Items from a data source
§ §

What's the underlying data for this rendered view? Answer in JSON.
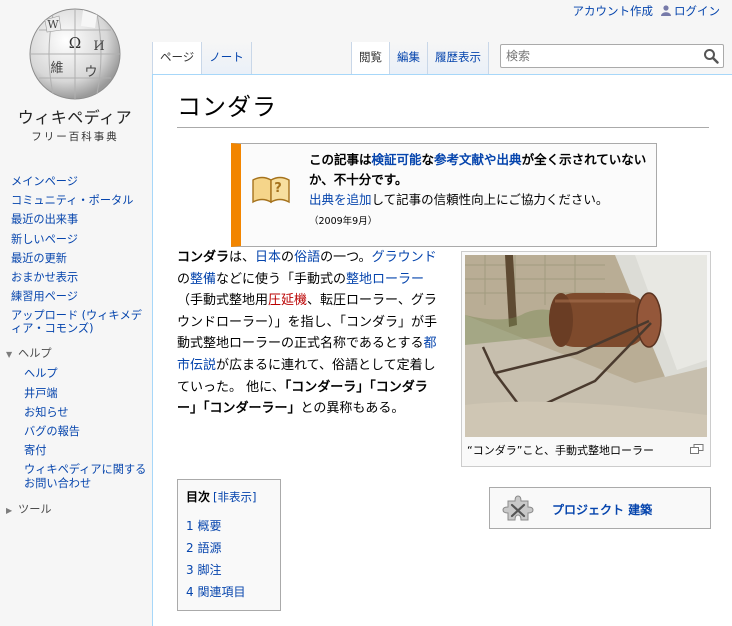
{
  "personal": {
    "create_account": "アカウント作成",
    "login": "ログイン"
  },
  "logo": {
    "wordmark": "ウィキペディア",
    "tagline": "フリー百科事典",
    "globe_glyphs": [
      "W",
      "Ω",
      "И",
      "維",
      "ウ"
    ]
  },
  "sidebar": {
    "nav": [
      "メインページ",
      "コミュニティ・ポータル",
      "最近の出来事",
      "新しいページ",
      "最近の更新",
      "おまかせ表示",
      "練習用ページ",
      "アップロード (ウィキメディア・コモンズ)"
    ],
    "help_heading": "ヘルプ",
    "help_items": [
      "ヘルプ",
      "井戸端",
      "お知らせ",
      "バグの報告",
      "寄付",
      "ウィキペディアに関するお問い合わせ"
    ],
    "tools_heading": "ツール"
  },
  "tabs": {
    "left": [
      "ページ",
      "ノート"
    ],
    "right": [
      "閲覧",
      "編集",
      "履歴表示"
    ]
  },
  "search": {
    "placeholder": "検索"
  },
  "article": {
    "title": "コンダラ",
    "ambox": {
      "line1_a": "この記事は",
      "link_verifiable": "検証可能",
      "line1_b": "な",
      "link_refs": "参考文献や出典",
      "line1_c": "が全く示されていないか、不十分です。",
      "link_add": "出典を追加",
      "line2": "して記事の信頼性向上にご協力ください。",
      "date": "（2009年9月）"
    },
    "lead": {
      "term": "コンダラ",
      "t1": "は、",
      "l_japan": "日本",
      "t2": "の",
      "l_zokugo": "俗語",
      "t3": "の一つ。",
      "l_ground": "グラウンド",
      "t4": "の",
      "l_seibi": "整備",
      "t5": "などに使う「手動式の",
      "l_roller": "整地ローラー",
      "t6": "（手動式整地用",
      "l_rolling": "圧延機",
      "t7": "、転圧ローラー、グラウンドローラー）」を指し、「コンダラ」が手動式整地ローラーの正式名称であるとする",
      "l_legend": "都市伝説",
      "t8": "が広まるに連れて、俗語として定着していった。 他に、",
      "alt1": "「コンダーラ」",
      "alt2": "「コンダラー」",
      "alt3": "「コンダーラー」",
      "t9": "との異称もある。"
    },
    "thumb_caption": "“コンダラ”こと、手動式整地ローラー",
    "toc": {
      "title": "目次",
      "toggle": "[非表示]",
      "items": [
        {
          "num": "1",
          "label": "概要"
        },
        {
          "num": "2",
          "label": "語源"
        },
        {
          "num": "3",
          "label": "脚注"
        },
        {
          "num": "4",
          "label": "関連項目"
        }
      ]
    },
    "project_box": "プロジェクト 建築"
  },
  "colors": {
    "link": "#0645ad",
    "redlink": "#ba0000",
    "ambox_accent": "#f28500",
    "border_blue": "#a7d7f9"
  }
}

§ §

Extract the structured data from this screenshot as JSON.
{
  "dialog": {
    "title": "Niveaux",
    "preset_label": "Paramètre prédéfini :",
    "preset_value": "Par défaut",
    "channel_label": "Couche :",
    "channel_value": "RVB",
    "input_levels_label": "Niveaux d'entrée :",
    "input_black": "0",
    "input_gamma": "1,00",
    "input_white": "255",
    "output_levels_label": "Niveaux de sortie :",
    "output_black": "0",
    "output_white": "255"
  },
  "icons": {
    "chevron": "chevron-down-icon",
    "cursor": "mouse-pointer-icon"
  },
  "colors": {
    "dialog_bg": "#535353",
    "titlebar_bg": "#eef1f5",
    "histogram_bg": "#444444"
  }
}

§ §

◆ Goal: Show every line of the listing in which the string "Niveaux" can be found.

◆ Written solution:
    "title": "Niveaux",
    "input_levels_label": "Niveaux d'entrée :",
    "output_levels_label": "Niveaux de sortie :",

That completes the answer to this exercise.